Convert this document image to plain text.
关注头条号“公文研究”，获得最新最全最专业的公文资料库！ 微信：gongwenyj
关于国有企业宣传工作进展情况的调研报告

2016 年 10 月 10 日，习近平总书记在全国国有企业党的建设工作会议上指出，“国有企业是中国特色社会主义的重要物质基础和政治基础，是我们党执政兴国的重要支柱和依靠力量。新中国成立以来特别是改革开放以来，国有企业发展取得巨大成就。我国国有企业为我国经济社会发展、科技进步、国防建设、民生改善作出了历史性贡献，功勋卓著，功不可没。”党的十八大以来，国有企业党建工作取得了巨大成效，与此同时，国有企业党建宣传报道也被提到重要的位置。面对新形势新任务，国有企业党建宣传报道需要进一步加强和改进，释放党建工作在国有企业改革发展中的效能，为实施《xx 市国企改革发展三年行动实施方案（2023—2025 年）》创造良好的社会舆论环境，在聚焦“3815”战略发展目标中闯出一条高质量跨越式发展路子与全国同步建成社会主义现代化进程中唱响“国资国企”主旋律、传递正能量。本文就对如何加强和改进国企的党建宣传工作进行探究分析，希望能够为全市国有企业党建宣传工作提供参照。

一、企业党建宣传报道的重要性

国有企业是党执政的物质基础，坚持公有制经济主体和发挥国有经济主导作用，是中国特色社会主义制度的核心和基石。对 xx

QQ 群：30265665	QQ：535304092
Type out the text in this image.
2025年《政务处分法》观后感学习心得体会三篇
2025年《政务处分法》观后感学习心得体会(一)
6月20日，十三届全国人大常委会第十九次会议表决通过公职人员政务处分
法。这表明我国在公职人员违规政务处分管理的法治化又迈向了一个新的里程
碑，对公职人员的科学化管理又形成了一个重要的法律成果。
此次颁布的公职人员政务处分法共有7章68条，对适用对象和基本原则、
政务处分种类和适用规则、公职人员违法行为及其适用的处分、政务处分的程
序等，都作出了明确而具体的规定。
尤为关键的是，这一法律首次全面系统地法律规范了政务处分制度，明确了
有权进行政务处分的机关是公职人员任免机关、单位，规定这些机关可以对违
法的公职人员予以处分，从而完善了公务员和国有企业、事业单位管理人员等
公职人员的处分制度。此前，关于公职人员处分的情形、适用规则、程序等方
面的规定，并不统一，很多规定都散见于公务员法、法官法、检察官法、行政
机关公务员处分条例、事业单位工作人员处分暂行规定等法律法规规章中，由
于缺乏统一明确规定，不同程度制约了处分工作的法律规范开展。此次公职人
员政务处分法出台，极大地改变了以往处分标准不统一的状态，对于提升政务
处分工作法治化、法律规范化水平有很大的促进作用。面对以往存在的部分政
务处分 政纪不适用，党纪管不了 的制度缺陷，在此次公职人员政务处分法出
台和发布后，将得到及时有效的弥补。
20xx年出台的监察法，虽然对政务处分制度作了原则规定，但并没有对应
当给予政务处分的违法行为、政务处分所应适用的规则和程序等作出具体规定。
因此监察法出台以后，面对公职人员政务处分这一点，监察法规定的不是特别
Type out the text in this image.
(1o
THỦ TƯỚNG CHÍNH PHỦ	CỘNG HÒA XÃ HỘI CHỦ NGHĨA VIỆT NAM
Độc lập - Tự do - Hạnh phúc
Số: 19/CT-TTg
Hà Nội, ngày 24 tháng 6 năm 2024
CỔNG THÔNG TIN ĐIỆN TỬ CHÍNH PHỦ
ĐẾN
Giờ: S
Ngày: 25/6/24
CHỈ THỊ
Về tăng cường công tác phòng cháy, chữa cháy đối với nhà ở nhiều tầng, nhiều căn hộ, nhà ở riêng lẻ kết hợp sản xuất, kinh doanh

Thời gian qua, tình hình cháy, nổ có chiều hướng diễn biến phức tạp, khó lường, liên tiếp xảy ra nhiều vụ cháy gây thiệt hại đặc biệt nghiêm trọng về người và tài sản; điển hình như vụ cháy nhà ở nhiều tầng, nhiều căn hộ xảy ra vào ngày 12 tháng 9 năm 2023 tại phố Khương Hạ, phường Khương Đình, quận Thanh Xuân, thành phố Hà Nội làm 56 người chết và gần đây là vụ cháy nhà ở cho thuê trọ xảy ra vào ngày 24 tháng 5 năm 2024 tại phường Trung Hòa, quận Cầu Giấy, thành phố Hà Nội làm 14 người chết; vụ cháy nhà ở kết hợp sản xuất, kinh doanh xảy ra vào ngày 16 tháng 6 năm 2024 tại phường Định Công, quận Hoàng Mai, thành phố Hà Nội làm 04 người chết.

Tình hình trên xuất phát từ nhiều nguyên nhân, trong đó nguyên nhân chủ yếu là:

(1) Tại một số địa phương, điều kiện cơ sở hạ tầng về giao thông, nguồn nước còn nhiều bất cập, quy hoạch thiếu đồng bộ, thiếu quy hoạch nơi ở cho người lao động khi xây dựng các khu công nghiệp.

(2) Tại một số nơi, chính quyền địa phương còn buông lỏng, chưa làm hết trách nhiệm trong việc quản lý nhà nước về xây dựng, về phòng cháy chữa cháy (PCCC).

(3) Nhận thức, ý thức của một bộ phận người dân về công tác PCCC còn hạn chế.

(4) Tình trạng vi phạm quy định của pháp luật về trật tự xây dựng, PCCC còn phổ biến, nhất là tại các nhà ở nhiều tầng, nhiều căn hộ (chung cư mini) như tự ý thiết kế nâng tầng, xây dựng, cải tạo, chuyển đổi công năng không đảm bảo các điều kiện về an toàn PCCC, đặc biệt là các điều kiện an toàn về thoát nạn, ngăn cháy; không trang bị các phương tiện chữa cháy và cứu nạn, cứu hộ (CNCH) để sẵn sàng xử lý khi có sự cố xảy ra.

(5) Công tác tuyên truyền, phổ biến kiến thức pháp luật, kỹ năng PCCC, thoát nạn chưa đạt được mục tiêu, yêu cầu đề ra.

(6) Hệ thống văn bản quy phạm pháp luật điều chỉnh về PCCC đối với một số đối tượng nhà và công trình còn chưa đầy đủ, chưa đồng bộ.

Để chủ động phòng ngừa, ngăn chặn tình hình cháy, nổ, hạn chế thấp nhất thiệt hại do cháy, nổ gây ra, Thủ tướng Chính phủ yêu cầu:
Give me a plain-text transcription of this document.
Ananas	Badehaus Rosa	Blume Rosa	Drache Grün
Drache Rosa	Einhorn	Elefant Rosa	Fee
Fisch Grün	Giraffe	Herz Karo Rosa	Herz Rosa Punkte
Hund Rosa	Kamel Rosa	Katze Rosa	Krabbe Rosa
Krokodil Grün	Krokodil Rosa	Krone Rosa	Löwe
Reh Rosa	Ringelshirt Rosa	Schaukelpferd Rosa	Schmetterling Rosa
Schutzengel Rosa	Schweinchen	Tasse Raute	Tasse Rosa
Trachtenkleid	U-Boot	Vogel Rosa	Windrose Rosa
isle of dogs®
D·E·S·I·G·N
★ ★ ★ ★ ★
From the listing above, extract all records word for word.

Convert this document image to plain text.
关注头条号“公文研究”，获得最新最全最专业的公文资料库！ 微信：gongwenyj
关于国有企业宣传工作进展情况的调研报告

2016 年 10 月 10 日，习近平总书记在全国国有企业党的建设工作会议上指出，“国有企业是中国特色社会主义的重要物质基础和政治基础，是我们党执政兴国的重要支柱和依靠力量。新中国成立以来特别是改革开放以来，国有企业发展取得巨大成就。我国国有企业为我国经济社会发展、科技进步、国防建设、民生改善作出了历史性贡献，功勋卓著，功不可没。”党的十八大以来，国有企业党建工作取得了巨大成效，与此同时，国有企业党建宣传报道也被提到重要的位置。面对新形势新任务，国有企业党建宣传报道需要进一步加强和改进，释放党建工作在国有企业改革发展中的效能，为实施《xx 市国企改革发展三年行动实施方案（2023—2025 年）》创造良好的社会舆论环境，在聚焦“3815”战略发展目标中闯出一条高质量跨越式发展路子与全国同步建成社会主义现代化进程中唱响“国资国企”主旋律、传递正能量。本文就对如何加强和改进国企的党建宣传工作进行探究分析，希望能够为全市国有企业党建宣传工作提供参照。

一、企业党建宣传报道的重要性

国有企业是党执政的物质基础，坚持公有制经济主体和发挥国有经济主导作用，是中国特色社会主义制度的核心和基石。对 xx

QQ 群：30265665	QQ：535304092
Type out the text in this image.
2025年《政务处分法》观后感学习心得体会三篇
2025年《政务处分法》观后感学习心得体会(一)
6月20日，十三届全国人大常委会第十九次会议表决通过公职人员政务处分
法。这表明我国在公职人员违规政务处分管理的法治化又迈向了一个新的里程
碑，对公职人员的科学化管理又形成了一个重要的法律成果。
此次颁布的公职人员政务处分法共有7章68条，对适用对象和基本原则、
政务处分种类和适用规则、公职人员违法行为及其适用的处分、政务处分的程
序等，都作出了明确而具体的规定。
尤为关键的是，这一法律首次全面系统地法律规范了政务处分制度，明确了
有权进行政务处分的机关是公职人员任免机关、单位，规定这些机关可以对违
法的公职人员予以处分，从而完善了公务员和国有企业、事业单位管理人员等
公职人员的处分制度。此前，关于公职人员处分的情形、适用规则、程序等方
面的规定，并不统一，很多规定都散见于公务员法、法官法、检察官法、行政
机关公务员处分条例、事业单位工作人员处分暂行规定等法律法规规章中，由
于缺乏统一明确规定，不同程度制约了处分工作的法律规范开展。此次公职人
员政务处分法出台，极大地改变了以往处分标准不统一的状态，对于提升政务
处分工作法治化、法律规范化水平有很大的促进作用。面对以往存在的部分政
务处分 政纪不适用，党纪管不了 的制度缺陷，在此次公职人员政务处分法出
台和发布后，将得到及时有效的弥补。
20xx年出台的监察法，虽然对政务处分制度作了原则规定，但并没有对应
当给予政务处分的违法行为、政务处分所应适用的规则和程序等作出具体规定。
因此监察法出台以后，面对公职人员政务处分这一点，监察法规定的不是特别
Type out the text in this image.
(1o
THỦ TƯỚNG CHÍNH PHỦ	CỘNG HÒA XÃ HỘI CHỦ NGHĨA VIỆT NAM
Độc lập - Tự do - Hạnh phúc
Số: 19/CT-TTg
Hà Nội, ngày 24 tháng 6 năm 2024
CỔNG THÔNG TIN ĐIỆN TỬ CHÍNH PHỦ
ĐẾN
Giờ: S
Ngày: 25/6/24
CHỈ THỊ
Về tăng cường công tác phòng cháy, chữa cháy đối với nhà ở nhiều tầng, nhiều căn hộ, nhà ở riêng lẻ kết hợp sản xuất, kinh doanh

Thời gian qua, tình hình cháy, nổ có chiều hướng diễn biến phức tạp, khó lường, liên tiếp xảy ra nhiều vụ cháy gây thiệt hại đặc biệt nghiêm trọng về người và tài sản; điển hình như vụ cháy nhà ở nhiều tầng, nhiều căn hộ xảy ra vào ngày 12 tháng 9 năm 2023 tại phố Khương Hạ, phường Khương Đình, quận Thanh Xuân, thành phố Hà Nội làm 56 người chết và gần đây là vụ cháy nhà ở cho thuê trọ xảy ra vào ngày 24 tháng 5 năm 2024 tại phường Trung Hòa, quận Cầu Giấy, thành phố Hà Nội làm 14 người chết; vụ cháy nhà ở kết hợp sản xuất, kinh doanh xảy ra vào ngày 16 tháng 6 năm 2024 tại phường Định Công, quận Hoàng Mai, thành phố Hà Nội làm 04 người chết.

Tình hình trên xuất phát từ nhiều nguyên nhân, trong đó nguyên nhân chủ yếu là:

(1) Tại một số địa phương, điều kiện cơ sở hạ tầng về giao thông, nguồn nước còn nhiều bất cập, quy hoạch thiếu đồng bộ, thiếu quy hoạch nơi ở cho người lao động khi xây dựng các khu công nghiệp.

(2) Tại một số nơi, chính quyền địa phương còn buông lỏng, chưa làm hết trách nhiệm trong việc quản lý nhà nước về xây dựng, về phòng cháy chữa cháy (PCCC).

(3) Nhận thức, ý thức của một bộ phận người dân về công tác PCCC còn hạn chế.

(4) Tình trạng vi phạm quy định của pháp luật về trật tự xây dựng, PCCC còn phổ biến, nhất là tại các nhà ở nhiều tầng, nhiều căn hộ (chung cư mini) như tự ý thiết kế nâng tầng, xây dựng, cải tạo, chuyển đổi công năng không đảm bảo các điều kiện về an toàn PCCC, đặc biệt là các điều kiện an toàn về thoát nạn, ngăn cháy; không trang bị các phương tiện chữa cháy và cứu nạn, cứu hộ (CNCH) để sẵn sàng xử lý khi có sự cố xảy ra.

(5) Công tác tuyên truyền, phổ biến kiến thức pháp luật, kỹ năng PCCC, thoát nạn chưa đạt được mục tiêu, yêu cầu đề ra.

(6) Hệ thống văn bản quy phạm pháp luật điều chỉnh về PCCC đối với một số đối tượng nhà và công trình còn chưa đầy đủ, chưa đồng bộ.

Để chủ động phòng ngừa, ngăn chặn tình hình cháy, nổ, hạn chế thấp nhất thiệt hại do cháy, nổ gây ra, Thủ tướng Chính phủ yêu cầu:
Give me a plain-text transcription of this document.
Ananas	Badehaus Rosa	Blume Rosa	Drache Grün
Drache Rosa	Einhorn	Elefant Rosa	Fee
Fisch Grün	Giraffe	Herz Karo Rosa	Herz Rosa Punkte
Hund Rosa	Kamel Rosa	Katze Rosa	Krabbe Rosa
Krokodil Grün	Krokodil Rosa	Krone Rosa	Löwe
Reh Rosa	Ringelshirt Rosa	Schaukelpferd Rosa	Schmetterling Rosa
Schutzengel Rosa	Schweinchen	Tasse Raute	Tasse Rosa
Trachtenkleid	U-Boot	Vogel Rosa	Windrose Rosa
isle of dogs®
D·E·S·I·G·N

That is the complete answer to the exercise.